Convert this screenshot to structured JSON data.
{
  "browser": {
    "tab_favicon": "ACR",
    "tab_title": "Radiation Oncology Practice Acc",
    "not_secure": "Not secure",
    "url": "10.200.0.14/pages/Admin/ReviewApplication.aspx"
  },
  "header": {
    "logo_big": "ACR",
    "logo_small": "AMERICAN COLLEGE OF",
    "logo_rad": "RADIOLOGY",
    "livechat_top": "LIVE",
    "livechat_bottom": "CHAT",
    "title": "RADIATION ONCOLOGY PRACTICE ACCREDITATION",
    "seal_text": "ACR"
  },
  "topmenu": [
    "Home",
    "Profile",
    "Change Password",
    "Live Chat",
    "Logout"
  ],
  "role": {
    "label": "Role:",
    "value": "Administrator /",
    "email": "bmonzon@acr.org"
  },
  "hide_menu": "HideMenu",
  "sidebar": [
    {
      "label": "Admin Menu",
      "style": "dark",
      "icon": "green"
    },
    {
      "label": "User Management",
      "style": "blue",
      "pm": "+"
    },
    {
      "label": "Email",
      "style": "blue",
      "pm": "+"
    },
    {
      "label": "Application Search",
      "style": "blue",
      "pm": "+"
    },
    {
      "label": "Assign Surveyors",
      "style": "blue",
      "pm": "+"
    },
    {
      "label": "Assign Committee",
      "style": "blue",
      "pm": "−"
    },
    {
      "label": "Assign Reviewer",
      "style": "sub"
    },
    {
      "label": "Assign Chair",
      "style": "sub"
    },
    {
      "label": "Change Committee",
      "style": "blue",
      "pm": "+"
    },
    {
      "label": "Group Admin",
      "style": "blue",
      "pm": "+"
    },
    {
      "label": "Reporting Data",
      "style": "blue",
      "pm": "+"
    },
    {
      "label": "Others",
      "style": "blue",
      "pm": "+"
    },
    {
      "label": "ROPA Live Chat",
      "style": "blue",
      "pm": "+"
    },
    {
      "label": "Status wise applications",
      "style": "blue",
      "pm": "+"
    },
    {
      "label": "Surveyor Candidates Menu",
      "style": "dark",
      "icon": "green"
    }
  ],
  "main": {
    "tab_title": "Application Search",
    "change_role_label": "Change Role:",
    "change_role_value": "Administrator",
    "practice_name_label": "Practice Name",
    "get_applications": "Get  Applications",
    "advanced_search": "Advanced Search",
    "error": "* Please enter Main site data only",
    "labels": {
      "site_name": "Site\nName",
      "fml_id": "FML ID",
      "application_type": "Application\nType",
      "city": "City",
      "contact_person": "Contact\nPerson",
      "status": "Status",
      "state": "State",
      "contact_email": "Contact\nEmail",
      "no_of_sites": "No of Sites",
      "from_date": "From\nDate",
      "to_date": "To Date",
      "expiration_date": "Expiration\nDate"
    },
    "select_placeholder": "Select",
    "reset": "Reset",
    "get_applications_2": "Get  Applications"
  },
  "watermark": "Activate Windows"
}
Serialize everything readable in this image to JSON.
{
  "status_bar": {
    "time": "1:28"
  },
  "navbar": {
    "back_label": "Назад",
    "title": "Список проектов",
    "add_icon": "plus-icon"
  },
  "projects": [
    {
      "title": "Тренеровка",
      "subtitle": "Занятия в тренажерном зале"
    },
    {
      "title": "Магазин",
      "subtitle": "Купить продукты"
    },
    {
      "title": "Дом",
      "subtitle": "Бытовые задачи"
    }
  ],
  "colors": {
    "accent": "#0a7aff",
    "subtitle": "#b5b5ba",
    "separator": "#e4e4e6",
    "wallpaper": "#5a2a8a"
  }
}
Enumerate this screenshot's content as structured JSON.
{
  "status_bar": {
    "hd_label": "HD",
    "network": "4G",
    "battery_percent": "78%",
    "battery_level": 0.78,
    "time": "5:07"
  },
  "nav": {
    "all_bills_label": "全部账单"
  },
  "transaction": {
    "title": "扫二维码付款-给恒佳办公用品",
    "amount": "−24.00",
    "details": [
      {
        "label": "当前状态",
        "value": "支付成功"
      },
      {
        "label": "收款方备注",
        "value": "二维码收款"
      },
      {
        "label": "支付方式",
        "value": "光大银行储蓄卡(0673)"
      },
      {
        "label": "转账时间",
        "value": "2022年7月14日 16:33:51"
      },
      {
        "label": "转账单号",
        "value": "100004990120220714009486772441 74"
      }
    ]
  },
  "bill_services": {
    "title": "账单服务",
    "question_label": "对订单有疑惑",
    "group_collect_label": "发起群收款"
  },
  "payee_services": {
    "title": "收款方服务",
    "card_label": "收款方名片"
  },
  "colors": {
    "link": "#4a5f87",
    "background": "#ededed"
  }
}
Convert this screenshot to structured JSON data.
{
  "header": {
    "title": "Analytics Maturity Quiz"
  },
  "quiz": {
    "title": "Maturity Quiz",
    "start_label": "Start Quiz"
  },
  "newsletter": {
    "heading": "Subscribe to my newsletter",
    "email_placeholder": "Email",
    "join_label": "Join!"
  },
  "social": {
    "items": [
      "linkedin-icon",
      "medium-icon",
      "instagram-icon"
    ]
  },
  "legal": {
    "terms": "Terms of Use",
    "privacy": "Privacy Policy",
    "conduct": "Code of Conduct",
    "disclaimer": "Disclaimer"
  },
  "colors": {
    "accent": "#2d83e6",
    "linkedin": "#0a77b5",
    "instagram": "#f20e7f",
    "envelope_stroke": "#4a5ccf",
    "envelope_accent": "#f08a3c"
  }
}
* * *
**Aim**
Extract each record, keeping it identical to the original.

**Completed task**
Convert this screenshot to structured JSON data.
{
  "browser": {
    "tab_favicon": "ACR",
    "tab_title": "Radiation Oncology Practice Acc",
    "not_secure": "Not secure",
    "url": "10.200.0.14/pages/Admin/ReviewApplication.aspx"
  },
  "header": {
    "logo_big": "ACR",
    "logo_small": "AMERICAN COLLEGE OF",
    "logo_rad": "RADIOLOGY",
    "livechat_top": "LIVE",
    "livechat_bottom": "CHAT",
    "title": "RADIATION ONCOLOGY PRACTICE ACCREDITATION",
    "seal_text": "ACR"
  },
  "topmenu": [
    "Home",
    "Profile",
    "Change Password",
    "Live Chat",
    "Logout"
  ],
  "role": {
    "label": "Role:",
    "value": "Administrator /",
    "email": "bmonzon@acr.org"
  },
  "hide_menu": "HideMenu",
  "sidebar": [
    {
      "label": "Admin Menu",
      "style": "dark",
      "icon": "green"
    },
    {
      "label": "User Management",
      "style": "blue",
      "pm": "+"
    },
    {
      "label": "Email",
      "style": "blue",
      "pm": "+"
    },
    {
      "label": "Application Search",
      "style": "blue",
      "pm": "+"
    },
    {
      "label": "Assign Surveyors",
      "style": "blue",
      "pm": "+"
    },
    {
      "label": "Assign Committee",
      "style": "blue",
      "pm": "−"
    },
    {
      "label": "Assign Reviewer",
      "style": "sub"
    },
    {
      "label": "Assign Chair",
      "style": "sub"
    },
    {
      "label": "Change Committee",
      "style": "blue",
      "pm": "+"
    },
    {
      "label": "Group Admin",
      "style": "blue",
      "pm": "+"
    },
    {
      "label": "Reporting Data",
      "style": "blue",
      "pm": "+"
    },
    {
      "label": "Others",
      "style": "blue",
      "pm": "+"
    },
    {
      "label": "ROPA Live Chat",
      "style": "blue",
      "pm": "+"
    },
    {
      "label": "Status wise applications",
      "style": "blue",
      "pm": "+"
    },
    {
      "label": "Surveyor Candidates Menu",
      "style": "dark",
      "icon": "green"
    }
  ],
  "main": {
    "tab_title": "Application Search",
    "change_role_label": "Change Role:",
    "change_role_value": "Administrator",
    "practice_name_label": "Practice Name",
    "get_applications": "Get  Applications",
    "advanced_search": "Advanced Search",
    "error": "* Please enter Main site data only",
    "labels": {
      "site_name": "Site\nName",
      "fml_id": "FML ID",
      "application_type": "Application\nType",
      "city": "City",
      "contact_person": "Contact\nPerson",
      "status": "Status",
      "state": "State",
      "contact_email": "Contact\nEmail",
      "no_of_sites": "No of Sites",
      "from_date": "From\nDate",
      "to_date": "To Date",
      "expiration_date": "Expiration\nDate"
    },
    "select_placeholder": "Select",
    "reset": "Reset",
    "get_applications_2": "Get  Applications"
  },
  "watermark": "Activate Windows"
}
Serialize everything readable in this image to JSON.
{
  "status_bar": {
    "time": "1:28"
  },
  "navbar": {
    "back_label": "Назад",
    "title": "Список проектов",
    "add_icon": "plus-icon"
  },
  "projects": [
    {
      "title": "Тренеровка",
      "subtitle": "Занятия в тренажерном зале"
    },
    {
      "title": "Магазин",
      "subtitle": "Купить продукты"
    },
    {
      "title": "Дом",
      "subtitle": "Бытовые задачи"
    }
  ],
  "colors": {
    "accent": "#0a7aff",
    "subtitle": "#b5b5ba",
    "separator": "#e4e4e6",
    "wallpaper": "#5a2a8a"
  }
}
Enumerate this screenshot's content as structured JSON.
{
  "status_bar": {
    "hd_label": "HD",
    "network": "4G",
    "battery_percent": "78%",
    "battery_level": 0.78,
    "time": "5:07"
  },
  "nav": {
    "all_bills_label": "全部账单"
  },
  "transaction": {
    "title": "扫二维码付款-给恒佳办公用品",
    "amount": "−24.00",
    "details": [
      {
        "label": "当前状态",
        "value": "支付成功"
      },
      {
        "label": "收款方备注",
        "value": "二维码收款"
      },
      {
        "label": "支付方式",
        "value": "光大银行储蓄卡(0673)"
      },
      {
        "label": "转账时间",
        "value": "2022年7月14日 16:33:51"
      },
      {
        "label": "转账单号",
        "value": "100004990120220714009486772441 74"
      }
    ]
  },
  "bill_services": {
    "title": "账单服务",
    "question_label": "对订单有疑惑",
    "group_collect_label": "发起群收款"
  },
  "payee_services": {
    "title": "收款方服务",
    "card_label": "收款方名片"
  },
  "colors": {
    "link": "#4a5f87",
    "background": "#ededed"
  }
}
Convert this screenshot to structured JSON data.
{
  "header": {
    "title": "Analytics Maturity Quiz"
  },
  "quiz": {
    "title": "Maturity Quiz",
    "start_label": "Start Quiz"
  },
  "newsletter": {
    "heading": "Subscribe to my newsletter",
    "email_placeholder": "Email",
    "join_label": "Join!"
  },
  "social": {
    "items": [
      "linkedin-icon",
      "medium-icon",
      "instagram-icon"
    ]
  },
  "legal": {
    "terms": "Terms of Use",
    "privacy": "Privacy Policy",
    "conduct": "Code of Conduct",
    "disclaimer": "Disclaimer"
  },
  "colors": {
    "accent": "#2d83e6",
    "linkedin": "#0a77b5",
    "instagram": "#f20e7f",
    "envelope_stroke": "#4a5ccf",
    "envelope_accent": "#f08a3c"
  }
}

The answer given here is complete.